[Objetivo] Transcreva fielmente cada linha da listagem abaixo, sem nenhuma alteração.

[Materiais fornecidos]
····················

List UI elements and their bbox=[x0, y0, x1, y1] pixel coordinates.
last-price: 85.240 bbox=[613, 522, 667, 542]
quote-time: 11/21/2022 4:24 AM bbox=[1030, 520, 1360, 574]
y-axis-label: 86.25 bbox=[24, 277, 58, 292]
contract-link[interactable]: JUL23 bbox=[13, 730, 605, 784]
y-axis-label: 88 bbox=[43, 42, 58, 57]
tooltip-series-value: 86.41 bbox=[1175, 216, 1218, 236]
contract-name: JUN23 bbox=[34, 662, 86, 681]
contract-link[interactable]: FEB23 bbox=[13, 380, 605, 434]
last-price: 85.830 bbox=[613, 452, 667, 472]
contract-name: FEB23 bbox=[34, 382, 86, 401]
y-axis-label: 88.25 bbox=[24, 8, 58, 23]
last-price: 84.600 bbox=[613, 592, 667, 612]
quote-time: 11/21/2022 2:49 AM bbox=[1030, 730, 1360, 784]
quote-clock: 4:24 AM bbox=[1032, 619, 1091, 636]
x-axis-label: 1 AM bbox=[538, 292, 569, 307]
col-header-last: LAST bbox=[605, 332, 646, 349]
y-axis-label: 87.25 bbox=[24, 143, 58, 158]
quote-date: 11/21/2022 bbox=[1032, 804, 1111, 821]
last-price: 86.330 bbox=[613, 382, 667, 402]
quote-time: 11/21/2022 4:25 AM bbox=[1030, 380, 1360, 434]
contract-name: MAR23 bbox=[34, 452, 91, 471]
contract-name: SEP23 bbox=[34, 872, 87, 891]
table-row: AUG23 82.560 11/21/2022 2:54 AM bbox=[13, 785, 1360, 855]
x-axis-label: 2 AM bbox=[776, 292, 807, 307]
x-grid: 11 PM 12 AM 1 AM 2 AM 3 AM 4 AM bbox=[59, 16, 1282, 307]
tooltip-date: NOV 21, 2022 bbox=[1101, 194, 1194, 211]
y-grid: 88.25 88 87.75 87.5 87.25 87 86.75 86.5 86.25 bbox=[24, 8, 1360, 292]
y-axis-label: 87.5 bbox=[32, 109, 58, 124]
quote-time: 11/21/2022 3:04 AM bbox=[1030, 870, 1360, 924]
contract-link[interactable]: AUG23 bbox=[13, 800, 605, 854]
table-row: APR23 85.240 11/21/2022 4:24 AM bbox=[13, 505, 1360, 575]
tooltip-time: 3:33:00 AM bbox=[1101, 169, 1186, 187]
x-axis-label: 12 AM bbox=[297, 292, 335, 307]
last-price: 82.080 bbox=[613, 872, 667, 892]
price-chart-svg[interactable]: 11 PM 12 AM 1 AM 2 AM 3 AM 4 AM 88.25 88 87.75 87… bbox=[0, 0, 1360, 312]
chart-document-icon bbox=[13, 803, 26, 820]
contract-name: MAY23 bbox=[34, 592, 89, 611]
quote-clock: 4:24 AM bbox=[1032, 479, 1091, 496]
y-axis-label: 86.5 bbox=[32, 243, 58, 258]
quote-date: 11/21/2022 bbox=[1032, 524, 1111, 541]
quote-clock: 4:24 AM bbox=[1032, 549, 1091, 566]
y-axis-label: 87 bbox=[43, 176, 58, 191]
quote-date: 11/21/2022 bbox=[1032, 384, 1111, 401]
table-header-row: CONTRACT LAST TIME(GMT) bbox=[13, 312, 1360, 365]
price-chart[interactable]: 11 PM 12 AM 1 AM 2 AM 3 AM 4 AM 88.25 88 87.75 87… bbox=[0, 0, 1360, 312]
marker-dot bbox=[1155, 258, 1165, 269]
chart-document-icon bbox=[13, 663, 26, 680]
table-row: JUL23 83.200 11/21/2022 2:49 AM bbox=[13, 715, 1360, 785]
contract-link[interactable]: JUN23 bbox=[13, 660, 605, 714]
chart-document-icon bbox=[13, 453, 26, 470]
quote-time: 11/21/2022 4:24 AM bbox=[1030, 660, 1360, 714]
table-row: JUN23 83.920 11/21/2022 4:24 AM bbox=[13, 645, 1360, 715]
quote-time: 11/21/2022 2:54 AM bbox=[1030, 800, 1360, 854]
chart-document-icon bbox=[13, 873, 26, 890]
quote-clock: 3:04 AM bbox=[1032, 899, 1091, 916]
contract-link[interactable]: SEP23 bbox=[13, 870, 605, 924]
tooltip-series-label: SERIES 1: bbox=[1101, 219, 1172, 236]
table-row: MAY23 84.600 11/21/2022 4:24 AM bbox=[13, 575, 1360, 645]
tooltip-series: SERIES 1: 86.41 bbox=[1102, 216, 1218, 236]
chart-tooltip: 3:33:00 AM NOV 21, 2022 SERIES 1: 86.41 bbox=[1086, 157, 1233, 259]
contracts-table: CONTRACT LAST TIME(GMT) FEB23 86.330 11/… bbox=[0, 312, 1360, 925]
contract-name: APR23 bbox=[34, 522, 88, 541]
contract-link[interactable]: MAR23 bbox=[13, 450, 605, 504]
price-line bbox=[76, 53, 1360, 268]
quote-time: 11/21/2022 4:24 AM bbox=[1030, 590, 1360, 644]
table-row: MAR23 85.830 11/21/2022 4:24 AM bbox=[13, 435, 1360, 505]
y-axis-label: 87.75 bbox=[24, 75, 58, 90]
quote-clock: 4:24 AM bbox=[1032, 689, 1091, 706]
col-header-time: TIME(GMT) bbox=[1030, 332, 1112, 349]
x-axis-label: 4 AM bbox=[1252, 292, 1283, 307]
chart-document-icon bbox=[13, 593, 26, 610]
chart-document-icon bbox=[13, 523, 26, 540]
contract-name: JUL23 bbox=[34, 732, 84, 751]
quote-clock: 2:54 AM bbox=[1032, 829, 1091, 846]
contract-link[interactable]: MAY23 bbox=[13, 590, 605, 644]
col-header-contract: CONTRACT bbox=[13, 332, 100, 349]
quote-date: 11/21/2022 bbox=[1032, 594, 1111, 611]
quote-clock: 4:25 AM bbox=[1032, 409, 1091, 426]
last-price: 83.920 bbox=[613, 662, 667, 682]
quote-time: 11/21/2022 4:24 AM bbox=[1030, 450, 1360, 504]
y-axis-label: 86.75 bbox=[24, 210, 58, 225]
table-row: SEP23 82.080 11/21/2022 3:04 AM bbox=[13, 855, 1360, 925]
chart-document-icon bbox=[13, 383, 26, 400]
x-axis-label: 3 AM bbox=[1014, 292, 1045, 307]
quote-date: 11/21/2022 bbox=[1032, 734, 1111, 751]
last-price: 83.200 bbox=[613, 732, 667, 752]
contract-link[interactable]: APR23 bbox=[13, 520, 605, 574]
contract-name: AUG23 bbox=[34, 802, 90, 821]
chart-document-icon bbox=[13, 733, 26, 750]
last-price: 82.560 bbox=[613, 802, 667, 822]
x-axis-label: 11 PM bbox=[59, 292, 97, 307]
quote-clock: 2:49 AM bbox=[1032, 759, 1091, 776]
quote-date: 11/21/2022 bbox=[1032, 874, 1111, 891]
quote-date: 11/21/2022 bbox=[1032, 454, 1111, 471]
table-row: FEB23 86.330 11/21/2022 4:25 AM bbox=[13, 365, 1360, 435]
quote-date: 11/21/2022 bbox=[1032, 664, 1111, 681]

····················

[Resolução do problema]
List UI elements and their bbox=[x0, y0, x1, y1] pixel coordinates.
last-price: 85.240 bbox=[613, 522, 667, 542]
quote-time: 11/21/2022 4:24 AM bbox=[1030, 520, 1360, 574]
y-axis-label: 86.25 bbox=[24, 277, 58, 292]
contract-link[interactable]: JUL23 bbox=[13, 730, 605, 784]
y-axis-label: 88 bbox=[43, 42, 58, 57]
tooltip-series-value: 86.41 bbox=[1175, 216, 1218, 236]
contract-name: JUN23 bbox=[34, 662, 86, 681]
contract-link[interactable]: FEB23 bbox=[13, 380, 605, 434]
last-price: 85.830 bbox=[613, 452, 667, 472]
contract-name: FEB23 bbox=[34, 382, 86, 401]
y-axis-label: 88.25 bbox=[24, 8, 58, 23]
last-price: 84.600 bbox=[613, 592, 667, 612]
quote-time: 11/21/2022 2:49 AM bbox=[1030, 730, 1360, 784]
quote-clock: 4:24 AM bbox=[1032, 619, 1091, 636]
x-axis-label: 1 AM bbox=[538, 292, 569, 307]
col-header-last: LAST bbox=[605, 332, 646, 349]
y-axis-label: 87.25 bbox=[24, 143, 58, 158]
quote-date: 11/21/2022 bbox=[1032, 804, 1111, 821]
last-price: 86.330 bbox=[613, 382, 667, 402]
quote-time: 11/21/2022 4:25 AM bbox=[1030, 380, 1360, 434]
contract-name: MAR23 bbox=[34, 452, 91, 471]
contract-name: SEP23 bbox=[34, 872, 87, 891]
table-row: AUG23 82.560 11/21/2022 2:54 AM bbox=[13, 785, 1360, 855]
x-axis-label: 2 AM bbox=[776, 292, 807, 307]
x-grid: 11 PM 12 AM 1 AM 2 AM 3 AM 4 AM bbox=[59, 16, 1282, 307]
tooltip-date: NOV 21, 2022 bbox=[1101, 194, 1194, 211]
y-grid: 88.25 88 87.75 87.5 87.25 87 86.75 86.5 86.25 bbox=[24, 8, 1360, 292]
y-axis-label: 87.5 bbox=[32, 109, 58, 124]
quote-time: 11/21/2022 3:04 AM bbox=[1030, 870, 1360, 924]
contract-link[interactable]: AUG23 bbox=[13, 800, 605, 854]
table-row: APR23 85.240 11/21/2022 4:24 AM bbox=[13, 505, 1360, 575]
tooltip-time: 3:33:00 AM bbox=[1101, 169, 1186, 187]
x-axis-label: 12 AM bbox=[297, 292, 335, 307]
last-price: 82.080 bbox=[613, 872, 667, 892]
price-chart-svg[interactable]: 11 PM 12 AM 1 AM 2 AM 3 AM 4 AM 88.25 88 87.75 87… bbox=[0, 0, 1360, 312]
chart-document-icon bbox=[13, 803, 26, 820]
contract-name: MAY23 bbox=[34, 592, 89, 611]
quote-clock: 4:24 AM bbox=[1032, 479, 1091, 496]
y-axis-label: 86.5 bbox=[32, 243, 58, 258]
quote-date: 11/21/2022 bbox=[1032, 524, 1111, 541]
quote-clock: 4:24 AM bbox=[1032, 549, 1091, 566]
y-axis-label: 87 bbox=[43, 176, 58, 191]
quote-date: 11/21/2022 bbox=[1032, 384, 1111, 401]
table-header-row: CONTRACT LAST TIME(GMT) bbox=[13, 312, 1360, 365]
price-chart[interactable]: 11 PM 12 AM 1 AM 2 AM 3 AM 4 AM 88.25 88 87.75 87… bbox=[0, 0, 1360, 312]
marker-dot bbox=[1155, 258, 1165, 269]
chart-document-icon bbox=[13, 663, 26, 680]
table-row: JUL23 83.200 11/21/2022 2:49 AM bbox=[13, 715, 1360, 785]
contract-link[interactable]: JUN23 bbox=[13, 660, 605, 714]
chart-document-icon bbox=[13, 453, 26, 470]
quote-time: 11/21/2022 4:24 AM bbox=[1030, 660, 1360, 714]
table-row: JUN23 83.920 11/21/2022 4:24 AM bbox=[13, 645, 1360, 715]
quote-time: 11/21/2022 2:54 AM bbox=[1030, 800, 1360, 854]
chart-document-icon bbox=[13, 873, 26, 890]
quote-clock: 3:04 AM bbox=[1032, 899, 1091, 916]
contract-link[interactable]: SEP23 bbox=[13, 870, 605, 924]
tooltip-series-label: SERIES 1: bbox=[1101, 219, 1172, 236]
table-row: MAY23 84.600 11/21/2022 4:24 AM bbox=[13, 575, 1360, 645]
tooltip-series: SERIES 1: 86.41 bbox=[1102, 216, 1218, 236]
chart-tooltip: 3:33:00 AM NOV 21, 2022 SERIES 1: 86.41 bbox=[1086, 157, 1233, 259]
contracts-table: CONTRACT LAST TIME(GMT) FEB23 86.330 11/… bbox=[0, 312, 1360, 925]
contract-name: APR23 bbox=[34, 522, 88, 541]
contract-link[interactable]: MAR23 bbox=[13, 450, 605, 504]
price-line bbox=[76, 53, 1360, 268]
quote-time: 11/21/2022 4:24 AM bbox=[1030, 590, 1360, 644]
table-row: MAR23 85.830 11/21/2022 4:24 AM bbox=[13, 435, 1360, 505]
y-axis-label: 87.75 bbox=[24, 75, 58, 90]
quote-clock: 4:24 AM bbox=[1032, 689, 1091, 706]
col-header-time: TIME(GMT) bbox=[1030, 332, 1112, 349]
x-axis-label: 4 AM bbox=[1252, 292, 1283, 307]
chart-document-icon bbox=[13, 593, 26, 610]
chart-document-icon bbox=[13, 523, 26, 540]
contract-name: JUL23 bbox=[34, 732, 84, 751]
quote-clock: 2:54 AM bbox=[1032, 829, 1091, 846]
contract-link[interactable]: MAY23 bbox=[13, 590, 605, 644]
col-header-contract: CONTRACT bbox=[13, 332, 100, 349]
quote-date: 11/21/2022 bbox=[1032, 594, 1111, 611]
quote-clock: 4:25 AM bbox=[1032, 409, 1091, 426]
last-price: 83.920 bbox=[613, 662, 667, 682]
quote-time: 11/21/2022 4:24 AM bbox=[1030, 450, 1360, 504]
y-axis-label: 86.75 bbox=[24, 210, 58, 225]
table-row: SEP23 82.080 11/21/2022 3:04 AM bbox=[13, 855, 1360, 925]
chart-document-icon bbox=[13, 383, 26, 400]
x-axis-label: 3 AM bbox=[1014, 292, 1045, 307]
quote-date: 11/21/2022 bbox=[1032, 734, 1111, 751]
last-price: 83.200 bbox=[613, 732, 667, 752]
contract-link[interactable]: APR23 bbox=[13, 520, 605, 574]
contract-name: AUG23 bbox=[34, 802, 90, 821]
chart-document-icon bbox=[13, 733, 26, 750]
last-price: 82.560 bbox=[613, 802, 667, 822]
x-axis-label: 11 PM bbox=[59, 292, 97, 307]
quote-clock: 2:49 AM bbox=[1032, 759, 1091, 776]
quote-date: 11/21/2022 bbox=[1032, 874, 1111, 891]
quote-date: 11/21/2022 bbox=[1032, 454, 1111, 471]
table-row: FEB23 86.330 11/21/2022 4:25 AM bbox=[13, 365, 1360, 435]
quote-date: 11/21/2022 bbox=[1032, 664, 1111, 681]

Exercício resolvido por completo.